▸ Required work: All of the data below must be repeated exactly.

## begin Records for this exercise

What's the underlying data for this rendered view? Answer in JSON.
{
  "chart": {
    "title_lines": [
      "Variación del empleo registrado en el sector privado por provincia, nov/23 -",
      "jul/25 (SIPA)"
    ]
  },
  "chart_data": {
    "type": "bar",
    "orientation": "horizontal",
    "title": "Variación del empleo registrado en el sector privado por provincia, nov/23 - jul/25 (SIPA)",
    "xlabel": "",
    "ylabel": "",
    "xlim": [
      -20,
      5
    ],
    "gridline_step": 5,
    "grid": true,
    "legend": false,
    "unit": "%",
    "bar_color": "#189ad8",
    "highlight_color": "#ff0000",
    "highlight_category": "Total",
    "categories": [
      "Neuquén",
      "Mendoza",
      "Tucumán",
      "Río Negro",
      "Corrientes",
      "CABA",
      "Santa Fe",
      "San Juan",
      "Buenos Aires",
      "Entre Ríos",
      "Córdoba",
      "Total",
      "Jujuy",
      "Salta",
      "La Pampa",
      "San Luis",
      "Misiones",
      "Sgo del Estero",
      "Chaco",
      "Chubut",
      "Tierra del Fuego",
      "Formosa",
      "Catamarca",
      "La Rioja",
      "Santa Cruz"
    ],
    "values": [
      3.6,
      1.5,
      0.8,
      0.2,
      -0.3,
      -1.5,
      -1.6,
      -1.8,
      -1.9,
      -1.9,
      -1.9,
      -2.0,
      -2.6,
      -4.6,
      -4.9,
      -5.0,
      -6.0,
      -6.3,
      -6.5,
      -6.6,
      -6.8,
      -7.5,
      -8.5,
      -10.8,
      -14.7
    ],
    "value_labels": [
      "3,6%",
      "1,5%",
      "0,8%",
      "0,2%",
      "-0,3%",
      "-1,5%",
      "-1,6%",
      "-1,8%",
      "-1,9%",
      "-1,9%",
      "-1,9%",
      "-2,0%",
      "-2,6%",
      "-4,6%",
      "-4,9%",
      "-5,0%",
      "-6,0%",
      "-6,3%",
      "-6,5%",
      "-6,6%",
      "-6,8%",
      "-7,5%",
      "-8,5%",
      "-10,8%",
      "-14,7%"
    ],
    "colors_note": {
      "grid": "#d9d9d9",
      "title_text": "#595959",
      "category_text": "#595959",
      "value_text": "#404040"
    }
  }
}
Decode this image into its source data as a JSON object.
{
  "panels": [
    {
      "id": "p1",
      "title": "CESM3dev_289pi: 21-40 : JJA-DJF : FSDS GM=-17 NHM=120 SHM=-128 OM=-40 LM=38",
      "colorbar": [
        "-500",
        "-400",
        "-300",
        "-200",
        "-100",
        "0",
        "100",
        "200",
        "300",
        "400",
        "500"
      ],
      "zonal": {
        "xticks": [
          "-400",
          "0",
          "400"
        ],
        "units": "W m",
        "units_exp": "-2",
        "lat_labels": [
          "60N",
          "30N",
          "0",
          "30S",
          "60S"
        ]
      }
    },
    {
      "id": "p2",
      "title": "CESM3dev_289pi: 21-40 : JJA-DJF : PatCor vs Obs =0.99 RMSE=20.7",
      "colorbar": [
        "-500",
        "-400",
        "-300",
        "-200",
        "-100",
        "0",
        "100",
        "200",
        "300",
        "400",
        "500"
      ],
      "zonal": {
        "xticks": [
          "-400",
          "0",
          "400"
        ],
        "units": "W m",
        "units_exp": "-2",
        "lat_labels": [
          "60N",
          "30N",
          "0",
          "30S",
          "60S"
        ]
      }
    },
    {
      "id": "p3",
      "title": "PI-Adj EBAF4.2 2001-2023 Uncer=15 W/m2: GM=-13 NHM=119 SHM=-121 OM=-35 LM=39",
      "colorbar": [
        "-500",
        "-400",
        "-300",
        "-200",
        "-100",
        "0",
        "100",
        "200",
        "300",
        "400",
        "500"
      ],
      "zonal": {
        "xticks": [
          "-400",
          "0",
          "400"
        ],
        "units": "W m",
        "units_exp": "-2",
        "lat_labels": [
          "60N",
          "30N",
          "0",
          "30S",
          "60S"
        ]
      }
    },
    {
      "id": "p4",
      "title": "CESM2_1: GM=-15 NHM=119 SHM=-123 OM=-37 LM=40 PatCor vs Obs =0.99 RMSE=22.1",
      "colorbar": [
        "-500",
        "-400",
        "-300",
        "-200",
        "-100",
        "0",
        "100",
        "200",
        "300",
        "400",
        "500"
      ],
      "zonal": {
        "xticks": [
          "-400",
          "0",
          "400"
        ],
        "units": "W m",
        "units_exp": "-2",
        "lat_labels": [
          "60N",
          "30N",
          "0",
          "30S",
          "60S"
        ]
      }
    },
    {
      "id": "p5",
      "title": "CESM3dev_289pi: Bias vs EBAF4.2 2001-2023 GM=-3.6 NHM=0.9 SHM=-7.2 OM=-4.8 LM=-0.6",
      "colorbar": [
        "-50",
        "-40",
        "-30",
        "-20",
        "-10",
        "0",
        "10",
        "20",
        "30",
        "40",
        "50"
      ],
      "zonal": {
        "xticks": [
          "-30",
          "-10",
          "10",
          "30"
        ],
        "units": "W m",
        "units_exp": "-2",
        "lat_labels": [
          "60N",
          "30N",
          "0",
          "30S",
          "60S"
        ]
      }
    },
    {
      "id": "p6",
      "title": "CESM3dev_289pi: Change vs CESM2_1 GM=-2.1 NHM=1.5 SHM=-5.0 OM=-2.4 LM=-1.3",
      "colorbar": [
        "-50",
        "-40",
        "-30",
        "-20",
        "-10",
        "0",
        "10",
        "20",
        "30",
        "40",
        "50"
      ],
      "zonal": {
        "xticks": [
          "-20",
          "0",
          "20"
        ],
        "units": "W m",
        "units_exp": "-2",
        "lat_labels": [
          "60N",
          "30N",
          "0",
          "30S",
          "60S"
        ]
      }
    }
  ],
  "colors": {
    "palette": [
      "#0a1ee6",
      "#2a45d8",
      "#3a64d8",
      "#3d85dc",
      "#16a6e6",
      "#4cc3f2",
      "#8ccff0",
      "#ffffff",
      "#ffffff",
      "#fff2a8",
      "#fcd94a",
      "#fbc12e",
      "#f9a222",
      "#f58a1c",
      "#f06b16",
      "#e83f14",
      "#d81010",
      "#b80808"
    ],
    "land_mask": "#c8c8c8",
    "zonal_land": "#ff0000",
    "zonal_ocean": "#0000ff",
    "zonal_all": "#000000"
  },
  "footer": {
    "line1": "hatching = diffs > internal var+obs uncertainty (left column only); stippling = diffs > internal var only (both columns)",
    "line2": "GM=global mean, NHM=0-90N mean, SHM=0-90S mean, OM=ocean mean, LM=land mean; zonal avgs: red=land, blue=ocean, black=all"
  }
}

## end Records for this exercise

▸ Full answer:
What's the underlying data for this rendered view? Answer in JSON.
{
  "chart": {
    "title_lines": [
      "Variación del empleo registrado en el sector privado por provincia, nov/23 -",
      "jul/25 (SIPA)"
    ]
  },
  "chart_data": {
    "type": "bar",
    "orientation": "horizontal",
    "title": "Variación del empleo registrado en el sector privado por provincia, nov/23 - jul/25 (SIPA)",
    "xlabel": "",
    "ylabel": "",
    "xlim": [
      -20,
      5
    ],
    "gridline_step": 5,
    "grid": true,
    "legend": false,
    "unit": "%",
    "bar_color": "#189ad8",
    "highlight_color": "#ff0000",
    "highlight_category": "Total",
    "categories": [
      "Neuquén",
      "Mendoza",
      "Tucumán",
      "Río Negro",
      "Corrientes",
      "CABA",
      "Santa Fe",
      "San Juan",
      "Buenos Aires",
      "Entre Ríos",
      "Córdoba",
      "Total",
      "Jujuy",
      "Salta",
      "La Pampa",
      "San Luis",
      "Misiones",
      "Sgo del Estero",
      "Chaco",
      "Chubut",
      "Tierra del Fuego",
      "Formosa",
      "Catamarca",
      "La Rioja",
      "Santa Cruz"
    ],
    "values": [
      3.6,
      1.5,
      0.8,
      0.2,
      -0.3,
      -1.5,
      -1.6,
      -1.8,
      -1.9,
      -1.9,
      -1.9,
      -2.0,
      -2.6,
      -4.6,
      -4.9,
      -5.0,
      -6.0,
      -6.3,
      -6.5,
      -6.6,
      -6.8,
      -7.5,
      -8.5,
      -10.8,
      -14.7
    ],
    "value_labels": [
      "3,6%",
      "1,5%",
      "0,8%",
      "0,2%",
      "-0,3%",
      "-1,5%",
      "-1,6%",
      "-1,8%",
      "-1,9%",
      "-1,9%",
      "-1,9%",
      "-2,0%",
      "-2,6%",
      "-4,6%",
      "-4,9%",
      "-5,0%",
      "-6,0%",
      "-6,3%",
      "-6,5%",
      "-6,6%",
      "-6,8%",
      "-7,5%",
      "-8,5%",
      "-10,8%",
      "-14,7%"
    ],
    "colors_note": {
      "grid": "#d9d9d9",
      "title_text": "#595959",
      "category_text": "#595959",
      "value_text": "#404040"
    }
  }
}
Decode this image into its source data as a JSON object.
{
  "panels": [
    {
      "id": "p1",
      "title": "CESM3dev_289pi: 21-40 : JJA-DJF : FSDS GM=-17 NHM=120 SHM=-128 OM=-40 LM=38",
      "colorbar": [
        "-500",
        "-400",
        "-300",
        "-200",
        "-100",
        "0",
        "100",
        "200",
        "300",
        "400",
        "500"
      ],
      "zonal": {
        "xticks": [
          "-400",
          "0",
          "400"
        ],
        "units": "W m",
        "units_exp": "-2",
        "lat_labels": [
          "60N",
          "30N",
          "0",
          "30S",
          "60S"
        ]
      }
    },
    {
      "id": "p2",
      "title": "CESM3dev_289pi: 21-40 : JJA-DJF : PatCor vs Obs =0.99 RMSE=20.7",
      "colorbar": [
        "-500",
        "-400",
        "-300",
        "-200",
        "-100",
        "0",
        "100",
        "200",
        "300",
        "400",
        "500"
      ],
      "zonal": {
        "xticks": [
          "-400",
          "0",
          "400"
        ],
        "units": "W m",
        "units_exp": "-2",
        "lat_labels": [
          "60N",
          "30N",
          "0",
          "30S",
          "60S"
        ]
      }
    },
    {
      "id": "p3",
      "title": "PI-Adj EBAF4.2 2001-2023 Uncer=15 W/m2: GM=-13 NHM=119 SHM=-121 OM=-35 LM=39",
      "colorbar": [
        "-500",
        "-400",
        "-300",
        "-200",
        "-100",
        "0",
        "100",
        "200",
        "300",
        "400",
        "500"
      ],
      "zonal": {
        "xticks": [
          "-400",
          "0",
          "400"
        ],
        "units": "W m",
        "units_exp": "-2",
        "lat_labels": [
          "60N",
          "30N",
          "0",
          "30S",
          "60S"
        ]
      }
    },
    {
      "id": "p4",
      "title": "CESM2_1: GM=-15 NHM=119 SHM=-123 OM=-37 LM=40 PatCor vs Obs =0.99 RMSE=22.1",
      "colorbar": [
        "-500",
        "-400",
        "-300",
        "-200",
        "-100",
        "0",
        "100",
        "200",
        "300",
        "400",
        "500"
      ],
      "zonal": {
        "xticks": [
          "-400",
          "0",
          "400"
        ],
        "units": "W m",
        "units_exp": "-2",
        "lat_labels": [
          "60N",
          "30N",
          "0",
          "30S",
          "60S"
        ]
      }
    },
    {
      "id": "p5",
      "title": "CESM3dev_289pi: Bias vs EBAF4.2 2001-2023 GM=-3.6 NHM=0.9 SHM=-7.2 OM=-4.8 LM=-0.6",
      "colorbar": [
        "-50",
        "-40",
        "-30",
        "-20",
        "-10",
        "0",
        "10",
        "20",
        "30",
        "40",
        "50"
      ],
      "zonal": {
        "xticks": [
          "-30",
          "-10",
          "10",
          "30"
        ],
        "units": "W m",
        "units_exp": "-2",
        "lat_labels": [
          "60N",
          "30N",
          "0",
          "30S",
          "60S"
        ]
      }
    },
    {
      "id": "p6",
      "title": "CESM3dev_289pi: Change vs CESM2_1 GM=-2.1 NHM=1.5 SHM=-5.0 OM=-2.4 LM=-1.3",
      "colorbar": [
        "-50",
        "-40",
        "-30",
        "-20",
        "-10",
        "0",
        "10",
        "20",
        "30",
        "40",
        "50"
      ],
      "zonal": {
        "xticks": [
          "-20",
          "0",
          "20"
        ],
        "units": "W m",
        "units_exp": "-2",
        "lat_labels": [
          "60N",
          "30N",
          "0",
          "30S",
          "60S"
        ]
      }
    }
  ],
  "colors": {
    "palette": [
      "#0a1ee6",
      "#2a45d8",
      "#3a64d8",
      "#3d85dc",
      "#16a6e6",
      "#4cc3f2",
      "#8ccff0",
      "#ffffff",
      "#ffffff",
      "#fff2a8",
      "#fcd94a",
      "#fbc12e",
      "#f9a222",
      "#f58a1c",
      "#f06b16",
      "#e83f14",
      "#d81010",
      "#b80808"
    ],
    "land_mask": "#c8c8c8",
    "zonal_land": "#ff0000",
    "zonal_ocean": "#0000ff",
    "zonal_all": "#000000"
  },
  "footer": {
    "line1": "hatching = diffs > internal var+obs uncertainty (left column only); stippling = diffs > internal var only (both columns)",
    "line2": "GM=global mean, NHM=0-90N mean, SHM=0-90S mean, OM=ocean mean, LM=land mean; zonal avgs: red=land, blue=ocean, black=all"
  }
}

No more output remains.